>> BEGIN ENTRIES PROVIDED

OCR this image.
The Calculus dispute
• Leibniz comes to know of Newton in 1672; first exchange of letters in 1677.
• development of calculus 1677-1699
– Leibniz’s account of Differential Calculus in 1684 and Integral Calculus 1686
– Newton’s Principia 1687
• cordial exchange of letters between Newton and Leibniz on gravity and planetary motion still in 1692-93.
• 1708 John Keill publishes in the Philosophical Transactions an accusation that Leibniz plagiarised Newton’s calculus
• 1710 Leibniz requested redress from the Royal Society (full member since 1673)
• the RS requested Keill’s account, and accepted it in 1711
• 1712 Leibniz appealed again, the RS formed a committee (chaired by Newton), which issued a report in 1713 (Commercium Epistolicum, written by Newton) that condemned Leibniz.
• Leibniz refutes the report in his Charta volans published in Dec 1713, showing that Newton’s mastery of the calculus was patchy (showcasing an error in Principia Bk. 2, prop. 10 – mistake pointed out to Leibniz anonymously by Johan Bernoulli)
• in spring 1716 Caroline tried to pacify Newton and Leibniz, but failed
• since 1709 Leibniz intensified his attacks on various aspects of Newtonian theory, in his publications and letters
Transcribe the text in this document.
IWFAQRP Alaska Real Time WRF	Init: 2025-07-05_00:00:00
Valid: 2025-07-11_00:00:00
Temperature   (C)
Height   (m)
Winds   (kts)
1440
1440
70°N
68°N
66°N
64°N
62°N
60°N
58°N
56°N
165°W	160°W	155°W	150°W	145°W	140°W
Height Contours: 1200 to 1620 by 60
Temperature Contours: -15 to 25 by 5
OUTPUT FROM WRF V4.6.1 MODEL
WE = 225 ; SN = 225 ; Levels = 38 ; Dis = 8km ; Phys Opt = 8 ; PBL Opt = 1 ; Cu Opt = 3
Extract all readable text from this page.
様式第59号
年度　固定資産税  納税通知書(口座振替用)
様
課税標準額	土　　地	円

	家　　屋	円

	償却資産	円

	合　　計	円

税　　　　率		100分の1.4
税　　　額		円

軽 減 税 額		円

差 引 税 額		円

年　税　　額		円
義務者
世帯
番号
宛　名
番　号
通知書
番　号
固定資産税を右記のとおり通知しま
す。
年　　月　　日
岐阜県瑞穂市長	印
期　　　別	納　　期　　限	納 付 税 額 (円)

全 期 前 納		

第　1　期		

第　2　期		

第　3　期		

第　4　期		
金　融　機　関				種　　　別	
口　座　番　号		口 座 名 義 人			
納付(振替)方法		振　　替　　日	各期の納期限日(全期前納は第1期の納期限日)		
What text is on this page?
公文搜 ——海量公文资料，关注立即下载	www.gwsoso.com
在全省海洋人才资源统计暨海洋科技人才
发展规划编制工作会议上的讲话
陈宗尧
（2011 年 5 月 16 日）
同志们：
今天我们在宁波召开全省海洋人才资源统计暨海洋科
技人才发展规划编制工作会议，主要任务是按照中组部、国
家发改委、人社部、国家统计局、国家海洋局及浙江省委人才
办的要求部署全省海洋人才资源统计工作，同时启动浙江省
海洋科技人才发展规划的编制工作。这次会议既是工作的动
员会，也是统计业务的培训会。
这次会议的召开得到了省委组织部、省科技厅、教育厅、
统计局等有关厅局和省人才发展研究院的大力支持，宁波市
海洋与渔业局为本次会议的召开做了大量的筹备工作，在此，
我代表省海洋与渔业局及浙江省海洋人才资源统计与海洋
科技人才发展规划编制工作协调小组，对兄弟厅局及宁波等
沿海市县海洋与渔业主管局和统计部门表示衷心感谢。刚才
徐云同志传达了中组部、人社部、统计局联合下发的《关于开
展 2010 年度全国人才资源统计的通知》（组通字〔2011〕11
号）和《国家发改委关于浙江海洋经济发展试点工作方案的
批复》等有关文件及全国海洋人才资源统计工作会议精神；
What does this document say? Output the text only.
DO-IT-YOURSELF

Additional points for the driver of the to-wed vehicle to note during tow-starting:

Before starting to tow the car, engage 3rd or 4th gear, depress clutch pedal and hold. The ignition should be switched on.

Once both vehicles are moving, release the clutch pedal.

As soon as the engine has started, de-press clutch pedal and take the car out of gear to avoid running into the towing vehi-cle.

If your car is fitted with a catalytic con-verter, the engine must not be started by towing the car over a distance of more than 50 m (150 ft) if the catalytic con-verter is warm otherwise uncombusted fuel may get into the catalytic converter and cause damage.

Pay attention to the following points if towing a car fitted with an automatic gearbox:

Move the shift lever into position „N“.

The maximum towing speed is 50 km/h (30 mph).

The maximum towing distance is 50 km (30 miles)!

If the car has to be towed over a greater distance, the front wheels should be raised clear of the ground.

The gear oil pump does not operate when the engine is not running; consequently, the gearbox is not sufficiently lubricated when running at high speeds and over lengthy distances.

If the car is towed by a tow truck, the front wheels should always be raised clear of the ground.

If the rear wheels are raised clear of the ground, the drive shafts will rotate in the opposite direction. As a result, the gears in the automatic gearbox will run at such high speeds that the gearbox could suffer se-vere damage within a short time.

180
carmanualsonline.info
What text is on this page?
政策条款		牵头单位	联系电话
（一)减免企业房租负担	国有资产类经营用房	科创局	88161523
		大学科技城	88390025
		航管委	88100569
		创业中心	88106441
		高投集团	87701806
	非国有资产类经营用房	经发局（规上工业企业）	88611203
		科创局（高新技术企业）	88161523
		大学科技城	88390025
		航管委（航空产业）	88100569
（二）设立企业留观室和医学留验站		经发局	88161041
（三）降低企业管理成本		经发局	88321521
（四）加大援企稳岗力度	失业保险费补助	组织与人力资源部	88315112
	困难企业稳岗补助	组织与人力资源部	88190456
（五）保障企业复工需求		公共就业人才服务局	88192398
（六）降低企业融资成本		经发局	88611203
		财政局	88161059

>> END ENTRIES PROVIDED

**PROBLEM REQUIREMENTS**
Write out every entry verbatim.

**RESULT FOR THIS TASK**
OCR this image.
The Calculus dispute
• Leibniz comes to know of Newton in 1672; first exchange of letters in 1677.
• development of calculus 1677-1699
– Leibniz’s account of Differential Calculus in 1684 and Integral Calculus 1686
– Newton’s Principia 1687
• cordial exchange of letters between Newton and Leibniz on gravity and planetary motion still in 1692-93.
• 1708 John Keill publishes in the Philosophical Transactions an accusation that Leibniz plagiarised Newton’s calculus
• 1710 Leibniz requested redress from the Royal Society (full member since 1673)
• the RS requested Keill’s account, and accepted it in 1711
• 1712 Leibniz appealed again, the RS formed a committee (chaired by Newton), which issued a report in 1713 (Commercium Epistolicum, written by Newton) that condemned Leibniz.
• Leibniz refutes the report in his Charta volans published in Dec 1713, showing that Newton’s mastery of the calculus was patchy (showcasing an error in Principia Bk. 2, prop. 10 – mistake pointed out to Leibniz anonymously by Johan Bernoulli)
• in spring 1716 Caroline tried to pacify Newton and Leibniz, but failed
• since 1709 Leibniz intensified his attacks on various aspects of Newtonian theory, in his publications and letters
Transcribe the text in this document.
IWFAQRP Alaska Real Time WRF	Init: 2025-07-05_00:00:00
Valid: 2025-07-11_00:00:00
Temperature   (C)
Height   (m)
Winds   (kts)
1440
1440
70°N
68°N
66°N
64°N
62°N
60°N
58°N
56°N
165°W	160°W	155°W	150°W	145°W	140°W
Height Contours: 1200 to 1620 by 60
Temperature Contours: -15 to 25 by 5
OUTPUT FROM WRF V4.6.1 MODEL
WE = 225 ; SN = 225 ; Levels = 38 ; Dis = 8km ; Phys Opt = 8 ; PBL Opt = 1 ; Cu Opt = 3
Extract all readable text from this page.
様式第59号
年度　固定資産税  納税通知書(口座振替用)
様
課税標準額	土　　地	円

	家　　屋	円

	償却資産	円

	合　　計	円

税　　　　率		100分の1.4
税　　　額		円

軽 減 税 額		円

差 引 税 額		円

年　税　　額		円
義務者
世帯
番号
宛　名
番　号
通知書
番　号
固定資産税を右記のとおり通知しま
す。
年　　月　　日
岐阜県瑞穂市長	印
期　　　別	納　　期　　限	納 付 税 額 (円)

全 期 前 納		

第　1　期		

第　2　期		

第　3　期		

第　4　期		
金　融　機　関				種　　　別	
口　座　番　号		口 座 名 義 人			
納付(振替)方法		振　　替　　日	各期の納期限日(全期前納は第1期の納期限日)		
What text is on this page?
公文搜 ——海量公文资料，关注立即下载	www.gwsoso.com
在全省海洋人才资源统计暨海洋科技人才
发展规划编制工作会议上的讲话
陈宗尧
（2011 年 5 月 16 日）
同志们：
今天我们在宁波召开全省海洋人才资源统计暨海洋科
技人才发展规划编制工作会议，主要任务是按照中组部、国
家发改委、人社部、国家统计局、国家海洋局及浙江省委人才
办的要求部署全省海洋人才资源统计工作，同时启动浙江省
海洋科技人才发展规划的编制工作。这次会议既是工作的动
员会，也是统计业务的培训会。
这次会议的召开得到了省委组织部、省科技厅、教育厅、
统计局等有关厅局和省人才发展研究院的大力支持，宁波市
海洋与渔业局为本次会议的召开做了大量的筹备工作，在此，
我代表省海洋与渔业局及浙江省海洋人才资源统计与海洋
科技人才发展规划编制工作协调小组，对兄弟厅局及宁波等
沿海市县海洋与渔业主管局和统计部门表示衷心感谢。刚才
徐云同志传达了中组部、人社部、统计局联合下发的《关于开
展 2010 年度全国人才资源统计的通知》（组通字〔2011〕11
号）和《国家发改委关于浙江海洋经济发展试点工作方案的
批复》等有关文件及全国海洋人才资源统计工作会议精神；
What does this document say? Output the text only.
DO-IT-YOURSELF

Additional points for the driver of the to-wed vehicle to note during tow-starting:

Before starting to tow the car, engage 3rd or 4th gear, depress clutch pedal and hold. The ignition should be switched on.

Once both vehicles are moving, release the clutch pedal.

As soon as the engine has started, de-press clutch pedal and take the car out of gear to avoid running into the towing vehi-cle.

If your car is fitted with a catalytic con-verter, the engine must not be started by towing the car over a distance of more than 50 m (150 ft) if the catalytic con-verter is warm otherwise uncombusted fuel may get into the catalytic converter and cause damage.

Pay attention to the following points if towing a car fitted with an automatic gearbox:

Move the shift lever into position „N“.

The maximum towing speed is 50 km/h (30 mph).

The maximum towing distance is 50 km (30 miles)!

If the car has to be towed over a greater distance, the front wheels should be raised clear of the ground.

The gear oil pump does not operate when the engine is not running; consequently, the gearbox is not sufficiently lubricated when running at high speeds and over lengthy distances.

If the car is towed by a tow truck, the front wheels should always be raised clear of the ground.

If the rear wheels are raised clear of the ground, the drive shafts will rotate in the opposite direction. As a result, the gears in the automatic gearbox will run at such high speeds that the gearbox could suffer se-vere damage within a short time.

180
carmanualsonline.info
What text is on this page?
政策条款		牵头单位	联系电话
（一)减免企业房租负担	国有资产类经营用房	科创局	88161523
		大学科技城	88390025
		航管委	88100569
		创业中心	88106441
		高投集团	87701806
	非国有资产类经营用房	经发局（规上工业企业）	88611203
		科创局（高新技术企业）	88161523
		大学科技城	88390025
		航管委（航空产业）	88100569
（二）设立企业留观室和医学留验站		经发局	88161041
（三）降低企业管理成本		经发局	88321521
（四）加大援企稳岗力度	失业保险费补助	组织与人力资源部	88315112
	困难企业稳岗补助	组织与人力资源部	88190456
（五）保障企业复工需求		公共就业人才服务局	88192398
（六）降低企业融资成本		经发局	88611203
		财政局	88161059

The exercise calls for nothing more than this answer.